> Written exercise: Work through the following lines and count those that hold the word "Režim". Reply with that number only.

> Saved entries:

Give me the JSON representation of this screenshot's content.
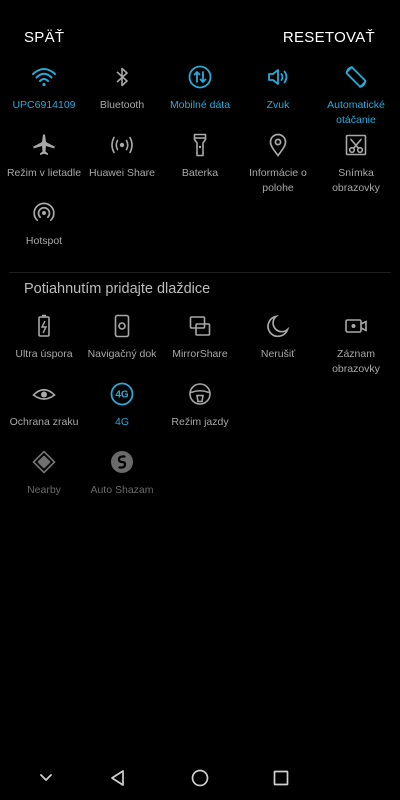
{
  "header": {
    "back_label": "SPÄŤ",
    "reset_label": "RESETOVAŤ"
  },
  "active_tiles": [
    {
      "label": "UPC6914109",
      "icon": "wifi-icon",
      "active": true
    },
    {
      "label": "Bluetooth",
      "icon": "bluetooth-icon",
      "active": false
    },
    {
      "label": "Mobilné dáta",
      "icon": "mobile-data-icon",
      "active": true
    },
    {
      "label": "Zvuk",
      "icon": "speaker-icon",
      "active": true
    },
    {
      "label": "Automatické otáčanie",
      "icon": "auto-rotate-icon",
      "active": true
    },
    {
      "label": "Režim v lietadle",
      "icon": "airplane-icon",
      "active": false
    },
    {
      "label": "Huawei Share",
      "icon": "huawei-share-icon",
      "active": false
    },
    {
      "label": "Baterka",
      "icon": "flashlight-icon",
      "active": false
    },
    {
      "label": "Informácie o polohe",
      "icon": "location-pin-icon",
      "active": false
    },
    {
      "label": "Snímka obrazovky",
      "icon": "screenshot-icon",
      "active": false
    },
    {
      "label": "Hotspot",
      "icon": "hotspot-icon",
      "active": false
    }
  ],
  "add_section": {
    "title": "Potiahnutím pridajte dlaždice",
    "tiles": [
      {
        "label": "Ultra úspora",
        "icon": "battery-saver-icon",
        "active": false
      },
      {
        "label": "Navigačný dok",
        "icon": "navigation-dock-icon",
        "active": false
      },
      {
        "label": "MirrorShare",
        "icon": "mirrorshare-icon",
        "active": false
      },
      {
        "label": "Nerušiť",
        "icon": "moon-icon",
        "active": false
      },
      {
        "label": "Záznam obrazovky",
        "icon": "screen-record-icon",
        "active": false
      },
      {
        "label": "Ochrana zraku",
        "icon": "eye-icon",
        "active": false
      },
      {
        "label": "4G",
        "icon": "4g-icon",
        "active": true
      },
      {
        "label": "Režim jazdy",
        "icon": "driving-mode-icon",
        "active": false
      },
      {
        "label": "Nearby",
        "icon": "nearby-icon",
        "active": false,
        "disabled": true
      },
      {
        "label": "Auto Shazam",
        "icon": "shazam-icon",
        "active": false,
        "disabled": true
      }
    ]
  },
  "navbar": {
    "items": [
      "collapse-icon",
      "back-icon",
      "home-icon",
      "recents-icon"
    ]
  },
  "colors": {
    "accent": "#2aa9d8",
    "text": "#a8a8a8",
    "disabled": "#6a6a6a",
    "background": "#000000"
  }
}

> Exercise result: 2